### BRIEF:
In the records that follow, show each line where the word "percent" is present.

□ □ □

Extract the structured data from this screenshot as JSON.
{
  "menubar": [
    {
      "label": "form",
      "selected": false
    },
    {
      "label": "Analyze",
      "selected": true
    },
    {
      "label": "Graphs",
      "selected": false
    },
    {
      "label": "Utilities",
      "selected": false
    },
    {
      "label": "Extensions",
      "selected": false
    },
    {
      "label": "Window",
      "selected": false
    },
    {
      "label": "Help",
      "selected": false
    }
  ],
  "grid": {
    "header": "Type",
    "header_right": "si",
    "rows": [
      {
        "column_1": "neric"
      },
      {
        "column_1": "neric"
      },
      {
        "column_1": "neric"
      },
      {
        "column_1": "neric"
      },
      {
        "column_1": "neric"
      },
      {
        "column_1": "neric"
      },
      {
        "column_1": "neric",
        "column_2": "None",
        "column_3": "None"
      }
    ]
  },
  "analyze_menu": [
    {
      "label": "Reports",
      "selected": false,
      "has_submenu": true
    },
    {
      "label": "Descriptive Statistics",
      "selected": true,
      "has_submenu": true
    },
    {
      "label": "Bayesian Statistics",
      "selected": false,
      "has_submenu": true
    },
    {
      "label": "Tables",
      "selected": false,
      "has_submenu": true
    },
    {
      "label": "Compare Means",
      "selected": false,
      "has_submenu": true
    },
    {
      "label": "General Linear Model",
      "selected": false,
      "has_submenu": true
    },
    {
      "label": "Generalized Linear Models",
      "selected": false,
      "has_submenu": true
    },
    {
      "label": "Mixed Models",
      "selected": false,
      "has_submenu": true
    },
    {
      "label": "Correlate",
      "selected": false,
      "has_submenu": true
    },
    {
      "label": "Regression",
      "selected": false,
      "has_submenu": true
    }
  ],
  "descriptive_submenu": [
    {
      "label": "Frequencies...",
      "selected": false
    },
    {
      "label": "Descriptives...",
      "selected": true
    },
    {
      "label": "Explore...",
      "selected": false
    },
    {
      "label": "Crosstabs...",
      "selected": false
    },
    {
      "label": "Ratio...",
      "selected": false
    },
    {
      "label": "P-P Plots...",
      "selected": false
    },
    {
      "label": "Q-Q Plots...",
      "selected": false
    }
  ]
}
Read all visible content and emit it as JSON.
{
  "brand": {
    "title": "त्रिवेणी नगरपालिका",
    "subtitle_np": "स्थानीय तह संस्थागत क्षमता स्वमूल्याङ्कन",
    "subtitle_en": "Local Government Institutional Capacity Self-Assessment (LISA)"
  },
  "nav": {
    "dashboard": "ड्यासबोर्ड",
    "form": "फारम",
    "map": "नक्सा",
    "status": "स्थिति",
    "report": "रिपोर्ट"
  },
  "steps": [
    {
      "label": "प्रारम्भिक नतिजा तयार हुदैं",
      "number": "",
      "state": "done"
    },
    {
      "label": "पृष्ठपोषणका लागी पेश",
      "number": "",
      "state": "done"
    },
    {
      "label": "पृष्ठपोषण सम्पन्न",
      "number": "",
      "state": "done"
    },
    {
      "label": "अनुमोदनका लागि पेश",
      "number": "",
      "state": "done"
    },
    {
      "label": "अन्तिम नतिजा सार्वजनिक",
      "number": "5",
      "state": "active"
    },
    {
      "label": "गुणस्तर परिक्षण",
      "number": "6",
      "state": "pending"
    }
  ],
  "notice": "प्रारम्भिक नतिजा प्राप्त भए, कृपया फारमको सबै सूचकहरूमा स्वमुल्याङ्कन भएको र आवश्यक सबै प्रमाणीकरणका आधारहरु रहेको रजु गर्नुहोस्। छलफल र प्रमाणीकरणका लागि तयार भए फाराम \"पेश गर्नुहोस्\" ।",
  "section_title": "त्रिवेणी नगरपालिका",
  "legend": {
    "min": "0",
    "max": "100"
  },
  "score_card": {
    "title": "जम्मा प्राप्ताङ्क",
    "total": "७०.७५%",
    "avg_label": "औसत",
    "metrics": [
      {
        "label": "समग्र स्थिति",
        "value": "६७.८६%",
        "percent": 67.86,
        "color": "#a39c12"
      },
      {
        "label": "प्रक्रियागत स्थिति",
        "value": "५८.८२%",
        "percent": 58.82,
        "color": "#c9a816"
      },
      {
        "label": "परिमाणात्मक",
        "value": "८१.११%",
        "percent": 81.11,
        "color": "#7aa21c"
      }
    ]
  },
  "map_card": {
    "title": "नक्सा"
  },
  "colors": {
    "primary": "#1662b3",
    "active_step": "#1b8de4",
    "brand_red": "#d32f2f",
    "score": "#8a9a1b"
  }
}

□ □ □

### TASK SOLUTION:
        "percent": 67.86,
        "percent": 58.82,
        "percent": 81.11,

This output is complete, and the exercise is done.